» **Task**
Filter this material down to the lines that contain the string "Otros", and return those lines.
[Records for this task]
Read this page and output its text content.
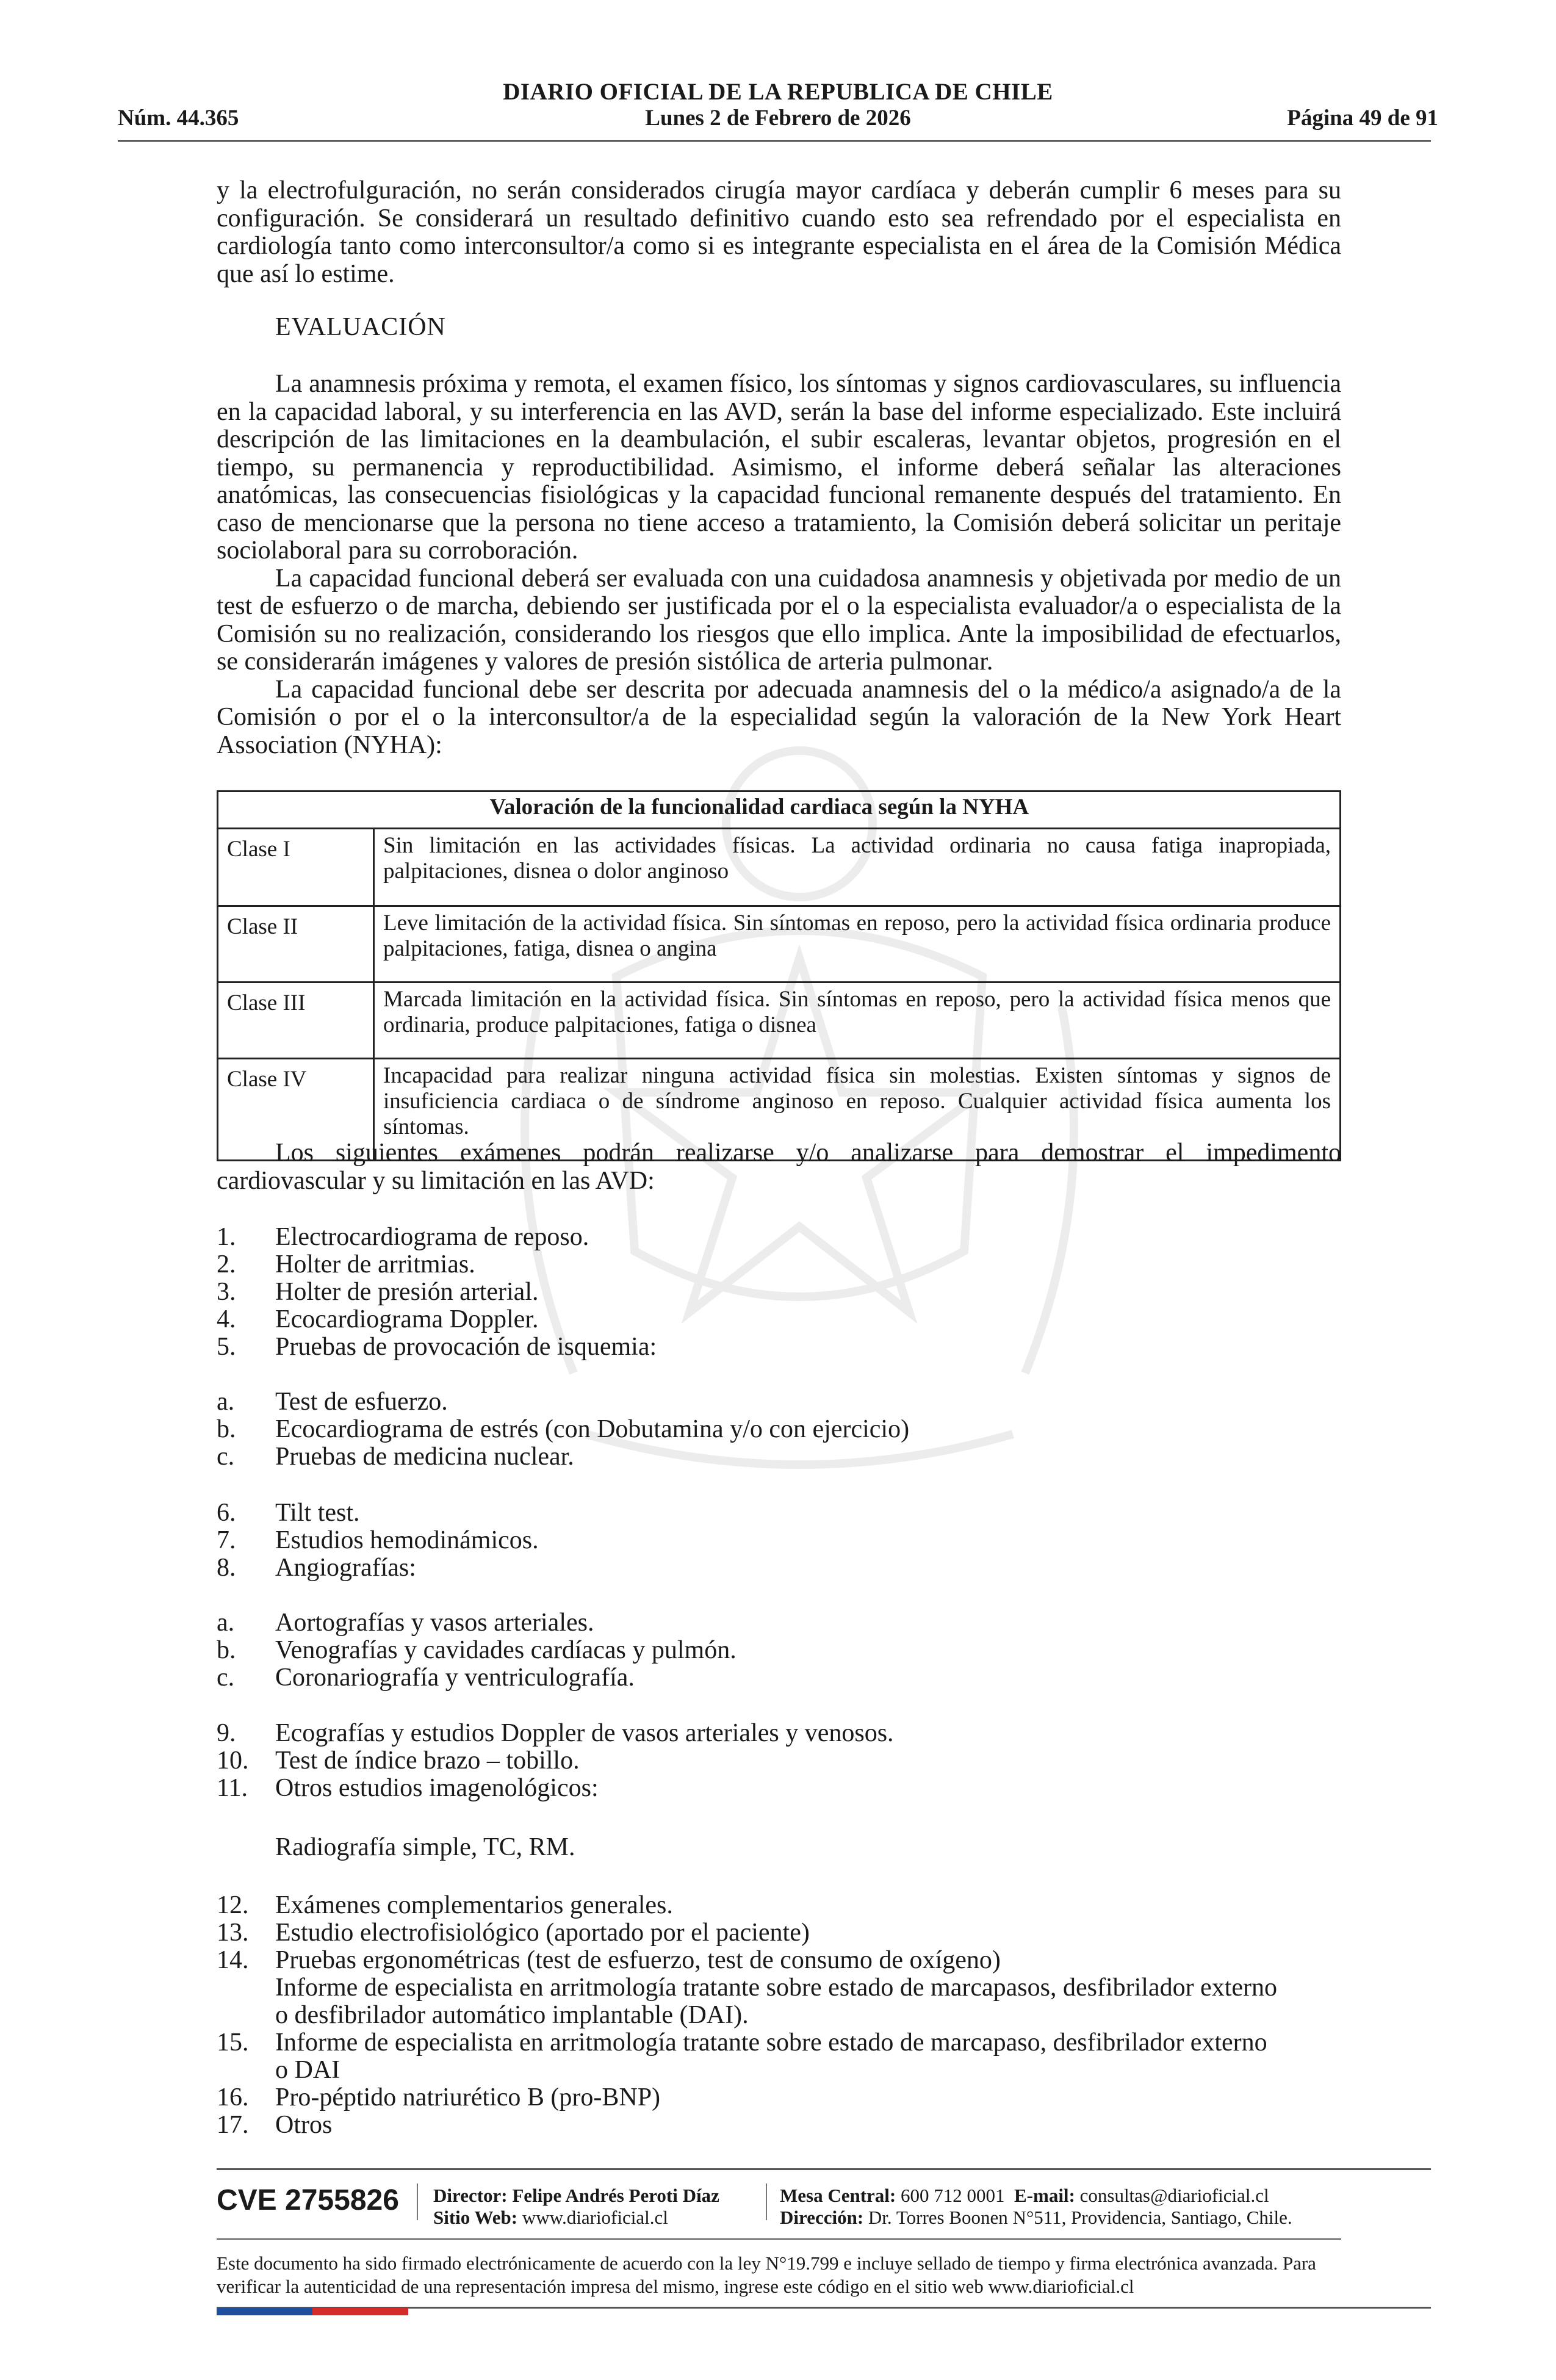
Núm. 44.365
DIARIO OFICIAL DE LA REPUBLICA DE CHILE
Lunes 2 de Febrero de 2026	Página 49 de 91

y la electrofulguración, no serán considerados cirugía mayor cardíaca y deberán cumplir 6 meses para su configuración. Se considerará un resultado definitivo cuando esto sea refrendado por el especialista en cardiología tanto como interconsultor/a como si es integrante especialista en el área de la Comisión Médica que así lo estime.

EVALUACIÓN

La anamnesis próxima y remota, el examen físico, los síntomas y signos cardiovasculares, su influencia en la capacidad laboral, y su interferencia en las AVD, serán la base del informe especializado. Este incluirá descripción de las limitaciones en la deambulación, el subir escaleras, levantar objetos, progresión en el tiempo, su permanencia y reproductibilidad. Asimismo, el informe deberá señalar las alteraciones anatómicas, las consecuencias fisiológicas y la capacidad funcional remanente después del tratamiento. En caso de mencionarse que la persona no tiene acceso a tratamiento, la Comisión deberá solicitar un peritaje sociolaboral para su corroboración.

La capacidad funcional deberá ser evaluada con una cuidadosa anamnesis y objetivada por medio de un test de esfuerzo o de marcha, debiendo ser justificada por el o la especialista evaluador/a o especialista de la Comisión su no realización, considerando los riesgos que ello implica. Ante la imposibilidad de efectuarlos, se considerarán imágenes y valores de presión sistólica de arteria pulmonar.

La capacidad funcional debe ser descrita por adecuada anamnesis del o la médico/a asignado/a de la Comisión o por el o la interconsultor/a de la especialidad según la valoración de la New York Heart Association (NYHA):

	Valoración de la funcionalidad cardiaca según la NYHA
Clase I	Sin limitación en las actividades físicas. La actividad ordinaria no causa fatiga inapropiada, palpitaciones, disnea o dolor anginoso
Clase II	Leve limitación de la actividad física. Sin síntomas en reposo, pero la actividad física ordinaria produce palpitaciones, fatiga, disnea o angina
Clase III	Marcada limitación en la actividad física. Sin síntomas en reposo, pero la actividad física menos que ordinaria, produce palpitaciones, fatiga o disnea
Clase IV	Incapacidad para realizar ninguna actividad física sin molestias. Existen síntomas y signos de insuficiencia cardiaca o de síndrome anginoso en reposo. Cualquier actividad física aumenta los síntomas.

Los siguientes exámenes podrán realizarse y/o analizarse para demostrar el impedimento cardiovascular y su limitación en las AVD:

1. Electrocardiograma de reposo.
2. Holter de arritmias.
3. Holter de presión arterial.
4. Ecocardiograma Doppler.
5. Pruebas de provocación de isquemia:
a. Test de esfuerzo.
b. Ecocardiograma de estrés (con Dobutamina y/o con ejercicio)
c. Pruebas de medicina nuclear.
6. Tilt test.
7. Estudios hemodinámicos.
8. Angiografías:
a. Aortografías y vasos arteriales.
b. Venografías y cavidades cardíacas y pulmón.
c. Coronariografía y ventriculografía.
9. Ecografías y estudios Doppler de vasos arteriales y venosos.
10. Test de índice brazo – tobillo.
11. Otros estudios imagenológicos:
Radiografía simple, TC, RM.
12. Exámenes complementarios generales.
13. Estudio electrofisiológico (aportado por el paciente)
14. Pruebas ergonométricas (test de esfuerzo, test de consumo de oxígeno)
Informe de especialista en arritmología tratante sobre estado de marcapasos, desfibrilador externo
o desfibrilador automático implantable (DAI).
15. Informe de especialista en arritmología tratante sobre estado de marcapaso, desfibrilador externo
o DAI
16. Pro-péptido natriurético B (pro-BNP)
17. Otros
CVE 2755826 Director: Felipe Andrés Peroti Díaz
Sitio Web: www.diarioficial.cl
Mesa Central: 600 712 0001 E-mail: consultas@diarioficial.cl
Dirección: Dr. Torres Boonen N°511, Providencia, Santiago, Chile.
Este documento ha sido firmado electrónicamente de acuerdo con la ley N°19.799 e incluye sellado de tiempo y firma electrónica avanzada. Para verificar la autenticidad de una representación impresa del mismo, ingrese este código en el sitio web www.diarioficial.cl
[/Records for this task]
[Records for this task]
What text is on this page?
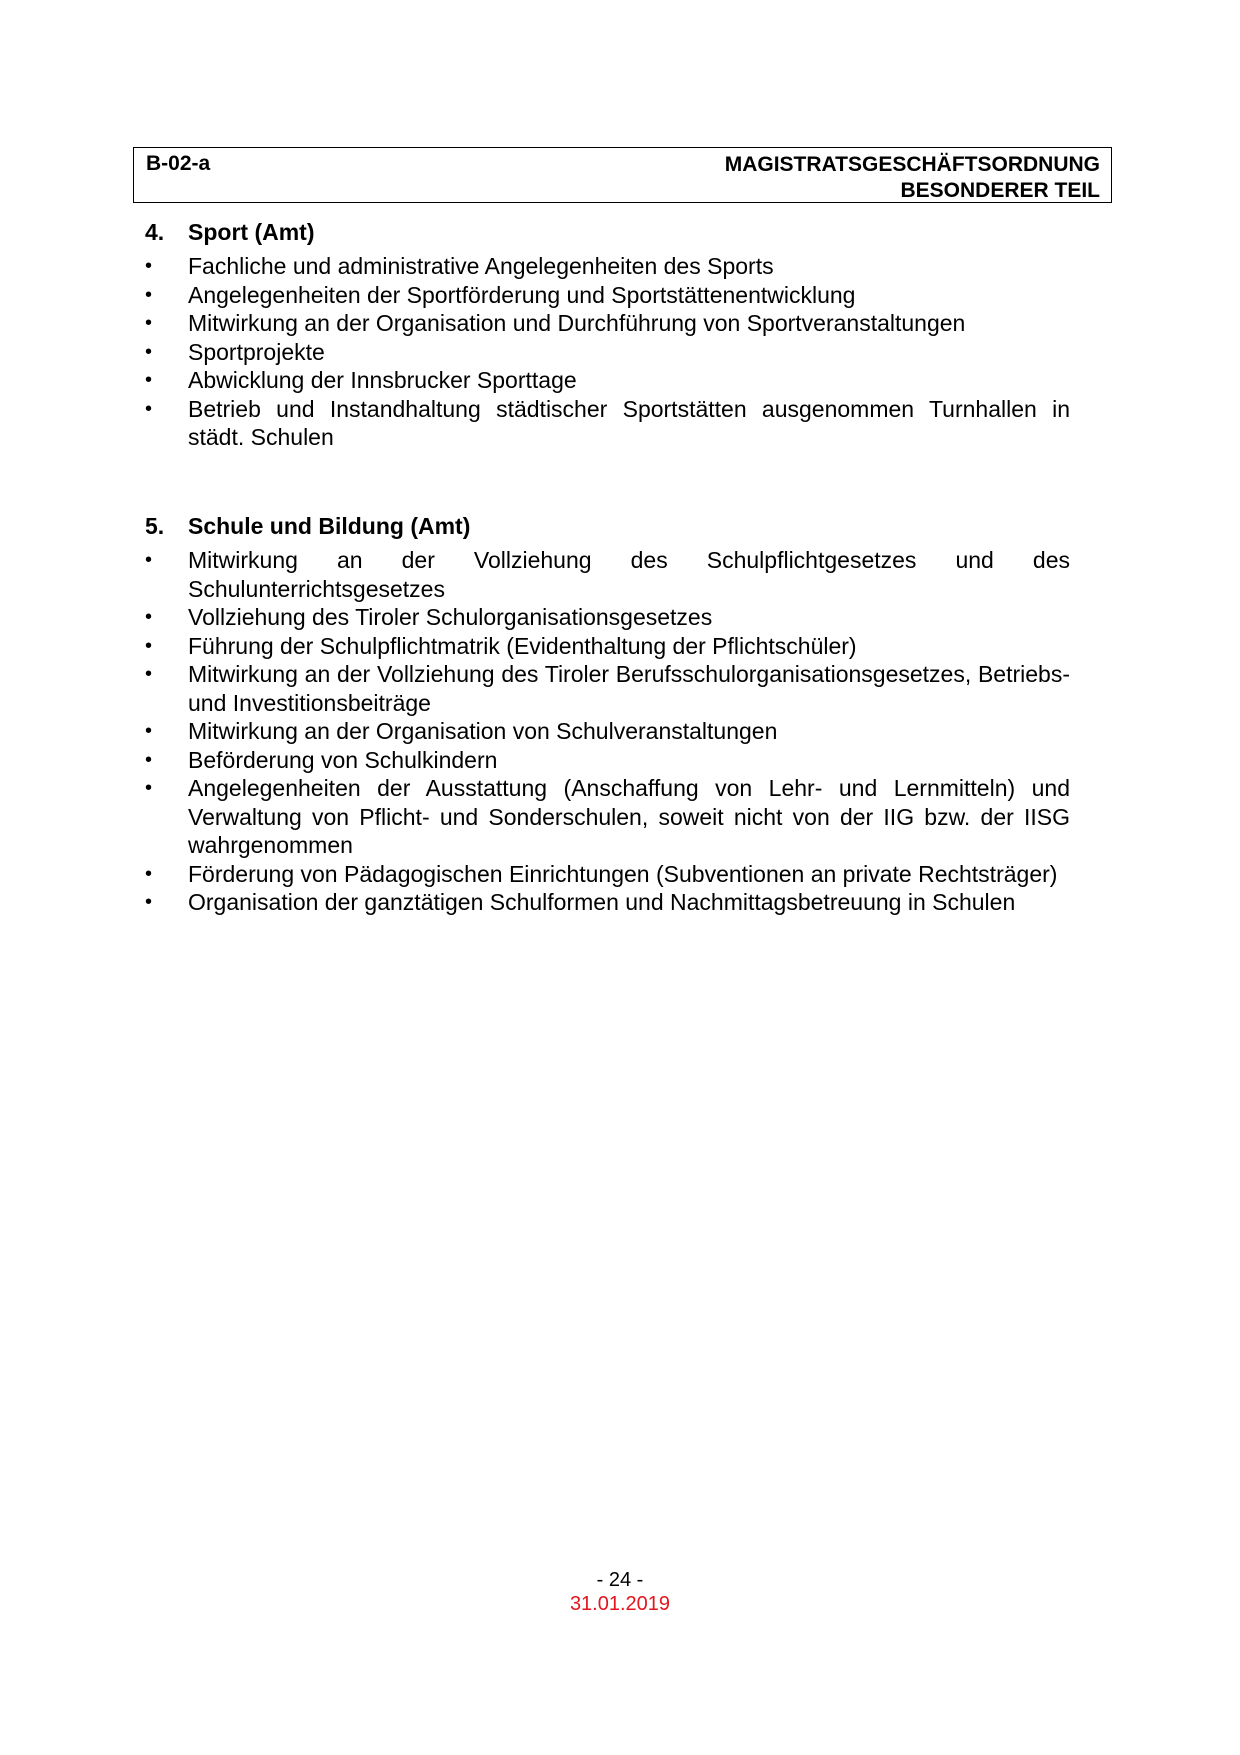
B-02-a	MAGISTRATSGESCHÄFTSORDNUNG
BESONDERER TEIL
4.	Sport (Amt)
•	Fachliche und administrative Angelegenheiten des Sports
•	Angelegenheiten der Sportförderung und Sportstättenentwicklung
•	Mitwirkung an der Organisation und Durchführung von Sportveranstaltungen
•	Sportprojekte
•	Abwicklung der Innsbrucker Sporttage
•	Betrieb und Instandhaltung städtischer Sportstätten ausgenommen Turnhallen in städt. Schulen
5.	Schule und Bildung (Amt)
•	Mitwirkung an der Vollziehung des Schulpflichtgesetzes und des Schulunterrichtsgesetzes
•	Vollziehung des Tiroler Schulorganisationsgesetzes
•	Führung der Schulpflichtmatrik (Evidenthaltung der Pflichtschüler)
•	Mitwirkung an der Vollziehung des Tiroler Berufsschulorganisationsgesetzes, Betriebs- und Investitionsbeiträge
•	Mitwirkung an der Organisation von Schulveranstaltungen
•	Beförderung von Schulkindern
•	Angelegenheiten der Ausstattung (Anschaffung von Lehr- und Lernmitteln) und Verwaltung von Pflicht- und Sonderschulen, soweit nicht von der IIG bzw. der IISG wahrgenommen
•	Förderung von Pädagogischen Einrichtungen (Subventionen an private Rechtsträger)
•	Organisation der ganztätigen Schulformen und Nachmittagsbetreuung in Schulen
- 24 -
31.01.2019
[/Records for this task]
» **Worked solution**
11. Otros estudios imagenológicos:
17. Otros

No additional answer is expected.